# Start of Extracted material

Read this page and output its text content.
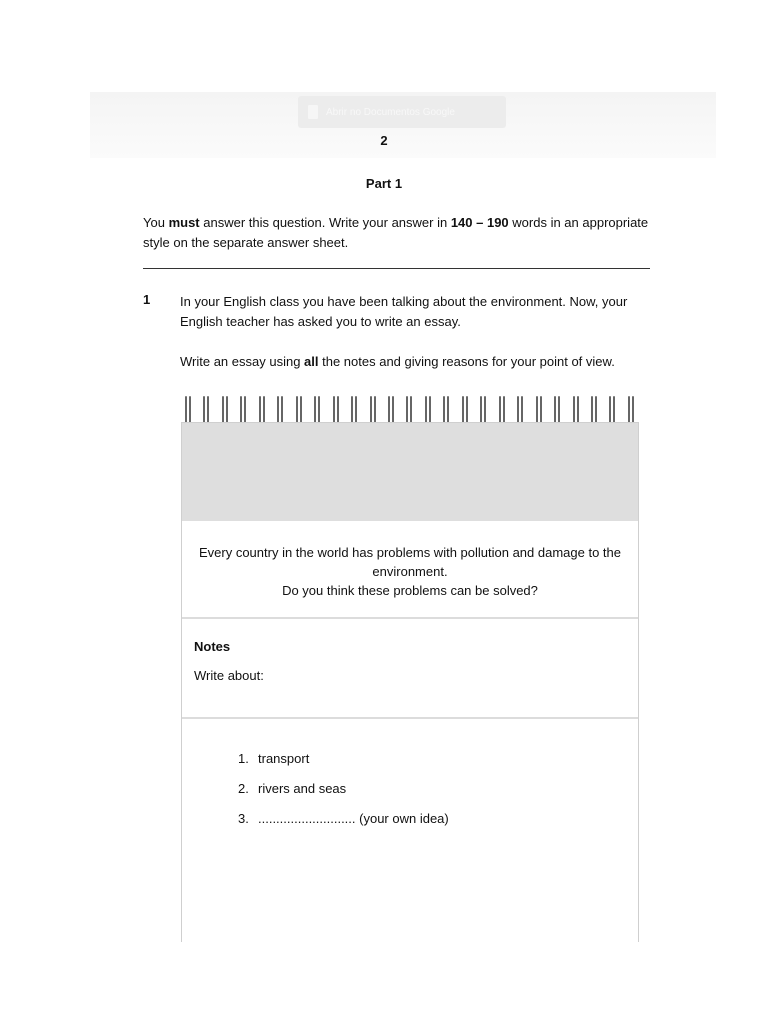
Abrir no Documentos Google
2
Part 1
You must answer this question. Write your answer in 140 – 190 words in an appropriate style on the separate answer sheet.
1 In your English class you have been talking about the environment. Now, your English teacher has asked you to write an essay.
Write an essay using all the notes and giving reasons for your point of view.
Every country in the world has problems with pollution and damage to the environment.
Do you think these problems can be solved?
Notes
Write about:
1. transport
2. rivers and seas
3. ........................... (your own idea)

# End of Extracted material

_Requirement_
With the pictures left out, transcribe the material exactly.

_Answer to this task_
Read this page and output its text content.
Abrir no Documentos Google
2
Part 1
You must answer this question. Write your answer in 140 – 190 words in an appropriate style on the separate answer sheet.
1 In your English class you have been talking about the environment. Now, your English teacher has asked you to write an essay.
Write an essay using all the notes and giving reasons for your point of view.
Every country in the world has problems with pollution and damage to the environment.
Do you think these problems can be solved?
Notes
Write about:
1. transport
2. rivers and seas
3. ........................... (your own idea)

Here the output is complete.